* **Records supplied**

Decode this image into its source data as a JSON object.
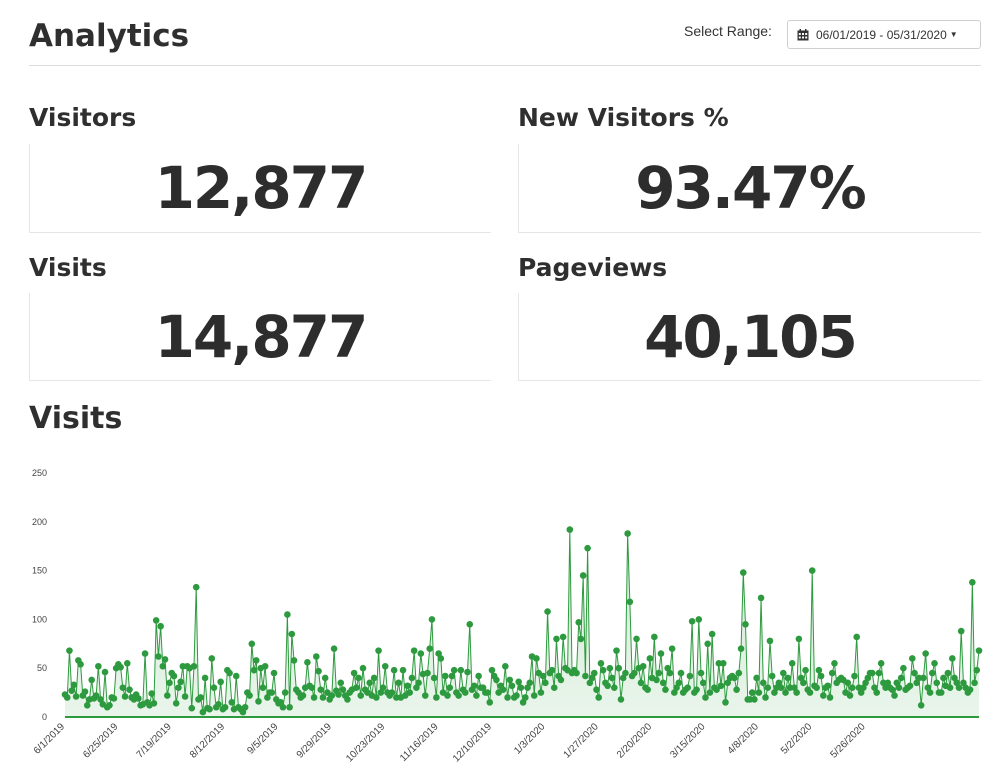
{
  "header": {
    "title": "Analytics",
    "range_label": "Select Range:",
    "range_value": "06/01/2019 - 05/31/2020",
    "calendar_icon": "calendar-icon",
    "caret_icon": "caret-down-icon"
  },
  "metrics": [
    {
      "title": "Visitors",
      "value": "12,877"
    },
    {
      "title": "New Visitors %",
      "value": "93.47%"
    },
    {
      "title": "Visits",
      "value": "14,877"
    },
    {
      "title": "Pageviews",
      "value": "40,105"
    }
  ],
  "chart_title": "Visits",
  "colors": {
    "line": "#2e9a3f",
    "fill": "#cfe9d3",
    "axis": "#2e9a3f"
  },
  "chart_data": {
    "type": "area",
    "title": "Visits",
    "xlabel": "",
    "ylabel": "",
    "ylim": [
      0,
      250
    ],
    "y_ticks": [
      0,
      50,
      100,
      150,
      200,
      250
    ],
    "x_tick_labels": [
      "6/1/2019",
      "6/25/2019",
      "7/19/2019",
      "8/12/2019",
      "9/5/2019",
      "9/29/2019",
      "10/23/2019",
      "11/16/2019",
      "12/10/2019",
      "1/3/2020",
      "1/27/2020",
      "2/20/2020",
      "3/15/2020",
      "4/8/2020",
      "5/2/2020",
      "5/26/2020"
    ],
    "x_tick_interval_days": 24,
    "grid": false,
    "series": [
      {
        "values": [
          23,
          20,
          68,
          27,
          33,
          21,
          58,
          54,
          22,
          26,
          12,
          18,
          38,
          19,
          22,
          52,
          18,
          13,
          46,
          10,
          12,
          20,
          19,
          50,
          54,
          51,
          30,
          21,
          55,
          28,
          20,
          18,
          23,
          19,
          12,
          13,
          65,
          15,
          12,
          24,
          14,
          99,
          62,
          93,
          52,
          59,
          22,
          35,
          45,
          42,
          14,
          30,
          36,
          52,
          21,
          52,
          50,
          9,
          52,
          133,
          18,
          20,
          5,
          40,
          9,
          8,
          60,
          30,
          10,
          13,
          36,
          8,
          10,
          48,
          45,
          15,
          8,
          42,
          10,
          8,
          5,
          10,
          25,
          22,
          75,
          48,
          58,
          16,
          50,
          30,
          52,
          20,
          25,
          25,
          45,
          18,
          14,
          15,
          10,
          25,
          105,
          10,
          85,
          58,
          28,
          25,
          20,
          22,
          30,
          56,
          32,
          30,
          20,
          62,
          47,
          28,
          20,
          40,
          25,
          18,
          22,
          70,
          27,
          23,
          35,
          28,
          22,
          18,
          25,
          28,
          45,
          30,
          40,
          22,
          50,
          28,
          25,
          35,
          22,
          40,
          20,
          68,
          25,
          30,
          52,
          25,
          22,
          25,
          48,
          20,
          35,
          20,
          48,
          22,
          32,
          25,
          40,
          68,
          30,
          35,
          65,
          44,
          22,
          45,
          70,
          100,
          40,
          20,
          65,
          60,
          25,
          42,
          22,
          30,
          42,
          48,
          25,
          22,
          48,
          28,
          25,
          46,
          95,
          28,
          32,
          22,
          42,
          30,
          30,
          25,
          25,
          15,
          48,
          42,
          38,
          25,
          32,
          28,
          52,
          20,
          38,
          32,
          20,
          22,
          36,
          30,
          15,
          20,
          30,
          35,
          62,
          22,
          60,
          45,
          25,
          42,
          35,
          108,
          45,
          48,
          30,
          80,
          42,
          38,
          82,
          50,
          48,
          192,
          45,
          48,
          45,
          97,
          80,
          145,
          42,
          173,
          35,
          40,
          45,
          28,
          20,
          55,
          48,
          35,
          32,
          50,
          40,
          30,
          68,
          50,
          18,
          40,
          45,
          188,
          118,
          42,
          45,
          80,
          50,
          35,
          52,
          30,
          28,
          60,
          40,
          82,
          38,
          45,
          65,
          35,
          28,
          50,
          45,
          70,
          25,
          30,
          35,
          45,
          25,
          28,
          30,
          42,
          98,
          25,
          28,
          100,
          45,
          35,
          20,
          75,
          25,
          85,
          30,
          28,
          55,
          32,
          55,
          15,
          35,
          40,
          42,
          40,
          28,
          45,
          70,
          148,
          95,
          18,
          18,
          25,
          18,
          40,
          25,
          122,
          35,
          20,
          30,
          78,
          42,
          25,
          30,
          35,
          30,
          45,
          25,
          40,
          30,
          55,
          30,
          25,
          80,
          40,
          35,
          48,
          28,
          25,
          150,
          32,
          30,
          48,
          42,
          22,
          30,
          32,
          20,
          45,
          55,
          35,
          38,
          40,
          38,
          25,
          35,
          22,
          30,
          42,
          82,
          30,
          25,
          30,
          35,
          40,
          45,
          45,
          30,
          25,
          45,
          55,
          35,
          30,
          35,
          30,
          28,
          22,
          35,
          30,
          40,
          50,
          28,
          30,
          32,
          60,
          45,
          35,
          40,
          12,
          40,
          65,
          30,
          25,
          45,
          55,
          35,
          25,
          25,
          40,
          32,
          45,
          30,
          60,
          40,
          35,
          30,
          88,
          35,
          30,
          25,
          28,
          138,
          35,
          48,
          68
        ]
      }
    ]
  }
}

* **Work required**
Skip every picture and transcribe the data above exactly.

* **Task solution**
Decode this image into its source data as a JSON object.
{
  "header": {
    "title": "Analytics",
    "range_label": "Select Range:",
    "range_value": "06/01/2019 - 05/31/2020",
    "calendar_icon": "calendar-icon",
    "caret_icon": "caret-down-icon"
  },
  "metrics": [
    {
      "title": "Visitors",
      "value": "12,877"
    },
    {
      "title": "New Visitors %",
      "value": "93.47%"
    },
    {
      "title": "Visits",
      "value": "14,877"
    },
    {
      "title": "Pageviews",
      "value": "40,105"
    }
  ],
  "chart_title": "Visits",
  "colors": {
    "line": "#2e9a3f",
    "fill": "#cfe9d3",
    "axis": "#2e9a3f"
  },
  "chart_data": {
    "type": "area",
    "title": "Visits",
    "xlabel": "",
    "ylabel": "",
    "ylim": [
      0,
      250
    ],
    "y_ticks": [
      0,
      50,
      100,
      150,
      200,
      250
    ],
    "x_tick_labels": [
      "6/1/2019",
      "6/25/2019",
      "7/19/2019",
      "8/12/2019",
      "9/5/2019",
      "9/29/2019",
      "10/23/2019",
      "11/16/2019",
      "12/10/2019",
      "1/3/2020",
      "1/27/2020",
      "2/20/2020",
      "3/15/2020",
      "4/8/2020",
      "5/2/2020",
      "5/26/2020"
    ],
    "x_tick_interval_days": 24,
    "grid": false,
    "series": [
      {
        "values": [
          23,
          20,
          68,
          27,
          33,
          21,
          58,
          54,
          22,
          26,
          12,
          18,
          38,
          19,
          22,
          52,
          18,
          13,
          46,
          10,
          12,
          20,
          19,
          50,
          54,
          51,
          30,
          21,
          55,
          28,
          20,
          18,
          23,
          19,
          12,
          13,
          65,
          15,
          12,
          24,
          14,
          99,
          62,
          93,
          52,
          59,
          22,
          35,
          45,
          42,
          14,
          30,
          36,
          52,
          21,
          52,
          50,
          9,
          52,
          133,
          18,
          20,
          5,
          40,
          9,
          8,
          60,
          30,
          10,
          13,
          36,
          8,
          10,
          48,
          45,
          15,
          8,
          42,
          10,
          8,
          5,
          10,
          25,
          22,
          75,
          48,
          58,
          16,
          50,
          30,
          52,
          20,
          25,
          25,
          45,
          18,
          14,
          15,
          10,
          25,
          105,
          10,
          85,
          58,
          28,
          25,
          20,
          22,
          30,
          56,
          32,
          30,
          20,
          62,
          47,
          28,
          20,
          40,
          25,
          18,
          22,
          70,
          27,
          23,
          35,
          28,
          22,
          18,
          25,
          28,
          45,
          30,
          40,
          22,
          50,
          28,
          25,
          35,
          22,
          40,
          20,
          68,
          25,
          30,
          52,
          25,
          22,
          25,
          48,
          20,
          35,
          20,
          48,
          22,
          32,
          25,
          40,
          68,
          30,
          35,
          65,
          44,
          22,
          45,
          70,
          100,
          40,
          20,
          65,
          60,
          25,
          42,
          22,
          30,
          42,
          48,
          25,
          22,
          48,
          28,
          25,
          46,
          95,
          28,
          32,
          22,
          42,
          30,
          30,
          25,
          25,
          15,
          48,
          42,
          38,
          25,
          32,
          28,
          52,
          20,
          38,
          32,
          20,
          22,
          36,
          30,
          15,
          20,
          30,
          35,
          62,
          22,
          60,
          45,
          25,
          42,
          35,
          108,
          45,
          48,
          30,
          80,
          42,
          38,
          82,
          50,
          48,
          192,
          45,
          48,
          45,
          97,
          80,
          145,
          42,
          173,
          35,
          40,
          45,
          28,
          20,
          55,
          48,
          35,
          32,
          50,
          40,
          30,
          68,
          50,
          18,
          40,
          45,
          188,
          118,
          42,
          45,
          80,
          50,
          35,
          52,
          30,
          28,
          60,
          40,
          82,
          38,
          45,
          65,
          35,
          28,
          50,
          45,
          70,
          25,
          30,
          35,
          45,
          25,
          28,
          30,
          42,
          98,
          25,
          28,
          100,
          45,
          35,
          20,
          75,
          25,
          85,
          30,
          28,
          55,
          32,
          55,
          15,
          35,
          40,
          42,
          40,
          28,
          45,
          70,
          148,
          95,
          18,
          18,
          25,
          18,
          40,
          25,
          122,
          35,
          20,
          30,
          78,
          42,
          25,
          30,
          35,
          30,
          45,
          25,
          40,
          30,
          55,
          30,
          25,
          80,
          40,
          35,
          48,
          28,
          25,
          150,
          32,
          30,
          48,
          42,
          22,
          30,
          32,
          20,
          45,
          55,
          35,
          38,
          40,
          38,
          25,
          35,
          22,
          30,
          42,
          82,
          30,
          25,
          30,
          35,
          40,
          45,
          45,
          30,
          25,
          45,
          55,
          35,
          30,
          35,
          30,
          28,
          22,
          35,
          30,
          40,
          50,
          28,
          30,
          32,
          60,
          45,
          35,
          40,
          12,
          40,
          65,
          30,
          25,
          45,
          55,
          35,
          25,
          25,
          40,
          32,
          45,
          30,
          60,
          40,
          35,
          30,
          88,
          35,
          30,
          25,
          28,
          138,
          35,
          48,
          68
        ]
      }
    ]
  }
}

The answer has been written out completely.